• Aim
Gather the lines that hold the string "Baby".

[Chart and figure data]
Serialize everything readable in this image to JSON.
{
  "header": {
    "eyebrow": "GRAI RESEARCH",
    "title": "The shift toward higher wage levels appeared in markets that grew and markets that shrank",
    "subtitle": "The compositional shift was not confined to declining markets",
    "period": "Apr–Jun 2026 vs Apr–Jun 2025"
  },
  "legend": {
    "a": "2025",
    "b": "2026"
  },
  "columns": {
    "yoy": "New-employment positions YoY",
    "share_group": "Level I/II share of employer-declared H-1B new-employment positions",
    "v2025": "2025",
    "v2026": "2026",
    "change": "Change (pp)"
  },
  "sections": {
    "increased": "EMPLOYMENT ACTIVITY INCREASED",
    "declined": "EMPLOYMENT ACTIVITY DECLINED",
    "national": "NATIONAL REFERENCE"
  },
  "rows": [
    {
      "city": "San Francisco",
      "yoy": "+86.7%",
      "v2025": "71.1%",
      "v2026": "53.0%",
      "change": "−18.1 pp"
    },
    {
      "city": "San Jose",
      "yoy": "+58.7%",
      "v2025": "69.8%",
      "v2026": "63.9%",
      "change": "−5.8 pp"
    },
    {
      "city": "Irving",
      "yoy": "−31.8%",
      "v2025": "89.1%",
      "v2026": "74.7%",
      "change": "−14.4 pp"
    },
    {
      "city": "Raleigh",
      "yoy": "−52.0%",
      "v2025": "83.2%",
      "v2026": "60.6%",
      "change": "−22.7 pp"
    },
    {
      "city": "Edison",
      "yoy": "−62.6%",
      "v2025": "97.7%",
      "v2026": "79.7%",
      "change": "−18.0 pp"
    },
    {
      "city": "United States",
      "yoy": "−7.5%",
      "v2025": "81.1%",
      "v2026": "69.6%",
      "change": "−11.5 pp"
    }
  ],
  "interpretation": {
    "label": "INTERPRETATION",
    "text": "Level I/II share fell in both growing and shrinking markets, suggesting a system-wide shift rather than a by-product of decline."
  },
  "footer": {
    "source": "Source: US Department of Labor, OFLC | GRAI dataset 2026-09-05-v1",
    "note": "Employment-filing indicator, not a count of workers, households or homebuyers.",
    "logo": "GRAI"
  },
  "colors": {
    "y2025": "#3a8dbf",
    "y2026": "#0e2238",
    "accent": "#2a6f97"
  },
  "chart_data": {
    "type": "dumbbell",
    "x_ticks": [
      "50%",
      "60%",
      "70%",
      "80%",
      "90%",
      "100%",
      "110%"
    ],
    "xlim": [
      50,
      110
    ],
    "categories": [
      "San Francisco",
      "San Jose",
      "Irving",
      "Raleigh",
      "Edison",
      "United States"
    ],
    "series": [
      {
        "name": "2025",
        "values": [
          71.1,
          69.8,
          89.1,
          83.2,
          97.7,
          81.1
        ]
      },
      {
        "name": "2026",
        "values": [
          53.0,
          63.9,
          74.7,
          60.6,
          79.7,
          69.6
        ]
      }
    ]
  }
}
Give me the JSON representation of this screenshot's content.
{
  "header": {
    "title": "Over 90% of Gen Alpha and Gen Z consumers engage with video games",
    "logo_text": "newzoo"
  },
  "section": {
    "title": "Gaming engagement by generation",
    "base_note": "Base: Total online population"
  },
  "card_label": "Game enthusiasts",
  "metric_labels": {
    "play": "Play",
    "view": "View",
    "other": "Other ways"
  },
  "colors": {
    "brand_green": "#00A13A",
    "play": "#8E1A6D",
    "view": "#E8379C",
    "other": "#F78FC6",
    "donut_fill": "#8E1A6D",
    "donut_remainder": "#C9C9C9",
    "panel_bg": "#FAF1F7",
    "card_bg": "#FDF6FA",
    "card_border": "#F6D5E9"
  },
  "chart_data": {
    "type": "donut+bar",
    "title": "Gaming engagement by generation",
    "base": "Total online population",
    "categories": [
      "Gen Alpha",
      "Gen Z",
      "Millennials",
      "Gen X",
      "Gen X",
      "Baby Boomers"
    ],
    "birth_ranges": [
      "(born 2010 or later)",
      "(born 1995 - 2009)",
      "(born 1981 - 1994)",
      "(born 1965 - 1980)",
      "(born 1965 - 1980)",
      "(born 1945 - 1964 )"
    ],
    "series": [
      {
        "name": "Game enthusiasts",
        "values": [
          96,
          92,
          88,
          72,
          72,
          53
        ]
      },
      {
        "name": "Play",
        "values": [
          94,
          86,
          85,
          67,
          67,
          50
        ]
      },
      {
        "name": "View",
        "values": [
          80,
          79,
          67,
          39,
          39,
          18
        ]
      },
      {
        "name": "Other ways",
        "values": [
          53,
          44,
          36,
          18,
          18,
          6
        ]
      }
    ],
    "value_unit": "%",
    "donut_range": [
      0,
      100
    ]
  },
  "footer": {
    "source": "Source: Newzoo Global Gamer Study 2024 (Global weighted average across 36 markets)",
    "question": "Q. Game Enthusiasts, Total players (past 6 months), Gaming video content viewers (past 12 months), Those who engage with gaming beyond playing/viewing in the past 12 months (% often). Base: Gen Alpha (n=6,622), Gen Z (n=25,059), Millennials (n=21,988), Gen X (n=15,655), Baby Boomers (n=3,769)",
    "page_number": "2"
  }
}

• Answer below
      "Baby Boomers"
    "question": "Q. Game Enthusiasts, Total players (past 6 months), Gaming video content viewers (past 12 months), Those who engage with gaming beyond playing/viewing in the past 12 months (% often). Base: Gen Alpha (n=6,622), Gen Z (n=25,059), Millennials (n=21,988), Gen X (n=15,655), Baby Boomers (n=3,769)",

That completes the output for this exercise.